*AUFGABENSTELLUNG:* Gib aus dem Text über die Medienlage in Russland den Abschnitt von „Doch Zeitungen erreichen“ bis einschließlich „den gleichgeschalteten Nachrichten.“ wortgetreu wieder.

Die Lage der Medien in Russland und anderen GUS-Staaten sei ernst, aber nicht hoffnungslos. Auch im Bereich der Presse- und Meinungsfreiheit gibt es Nuancen, darüber waren sich die Teilnehmer auf dem DW-Podium gleich zu Beginn der Diskussion einig. Jedes Medium unterliegt seinen eigenen Beschränkungen. Bezogen auf die Russische Föderation bedeutet das: Das Fernsehen hat am stärksten unter Einflussnahme von außen zu leiden, dem Radio geht es nicht viel besser. Nur Zeitungen können sich schon einmal eine kritische Schlagzeile erlauben. Darius Cierpialkowski, Leiter des DW-Studios in Moskau, fasste zusammen: "Das heißt, es gibt tatsächlich große Unterschiede zwischen Fernsehen, zwischen Radio und den Zeitungen. Und wenn man sich vernünftig über das politische Geschehen, auch das wirtschaftliche, in Russland informieren möchte, dann sollte man Zeitung lesen."

Massenmedium Fernsehen

Doch Zeitungen erreichen in Russland nur den kleinsten Kreis einer gebildeten Elite: Die Auflagenzahl ist viel zu gering, der Vertrieb im riesigen Land gestaltet sich schwierig. Das wahre Massenmedium ist das Fernsehen, das hat man auch im Kreml klar erkannt. Die vier landesweiten TV-Kanäle befinden sich inzwischen fest in staatlicher Hand. Die Folgen sind offensichtlich: Wirklich politische Berichterstattung ist vom Bildschirm verschwunden - bis auf die Loblieder auf den Präsidenten und seine Taten in den gleichgeschalteten Nachrichten.

Internet noch nicht unter Kontrolle

Dennoch gibt es noch Nischen für kritischen Journalismus, betonte Oleg Panfilow aus Moskau. Als Leiter des "Zentrums für Journalismus unter extremen Bedingungen" setzt er sich für verfolgte Journalisten ein. In Berlin stellte er fest: "Dennoch gibt es in Russland einen freien journalistischen Raum, der bisher nicht kontrolliert wird: Das ist das Internet. Diejenigen Zeitungen, die man in vielen Orten Russlands nicht bekommen konnte, kann man jetzt über das Internet lesen. Diese Tatsache beginnt jetzt, einige Duma-Abgeordnete zu erschrecken. Einige von denen haben gelernt, mit dem Computer umzugehen - und jetzt sprechen sie davon, dass es wichtig wäre, auch das Internet zu kontrollieren. Aber das wäre eine Katastrophe!"

*ERFASSTE DATEN:*

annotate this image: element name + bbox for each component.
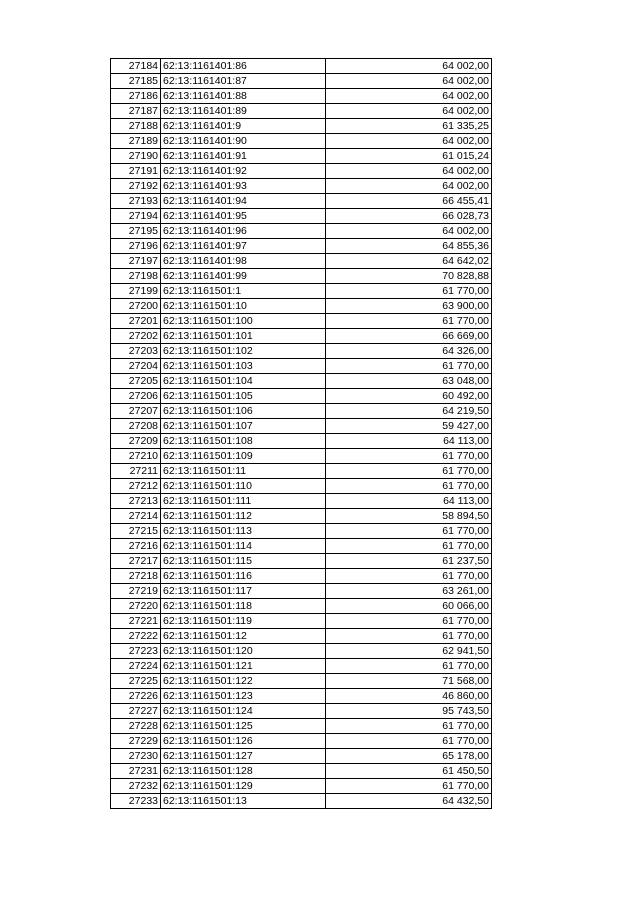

*VOLLSTÄNDIGE AUSGABE:*
Doch Zeitungen erreichen in Russland nur den kleinsten Kreis einer gebildeten Elite: Die Auflagenzahl ist viel zu gering, der Vertrieb im riesigen Land gestaltet sich schwierig. Das wahre Massenmedium ist das Fernsehen, das hat man auch im Kreml klar erkannt. Die vier landesweiten TV-Kanäle befinden sich inzwischen fest in staatlicher Hand. Die Folgen sind offensichtlich: Wirklich politische Berichterstattung ist vom Bildschirm verschwunden - bis auf die Loblieder auf den Präsidenten und seine Taten in den gleichgeschalteten Nachrichten.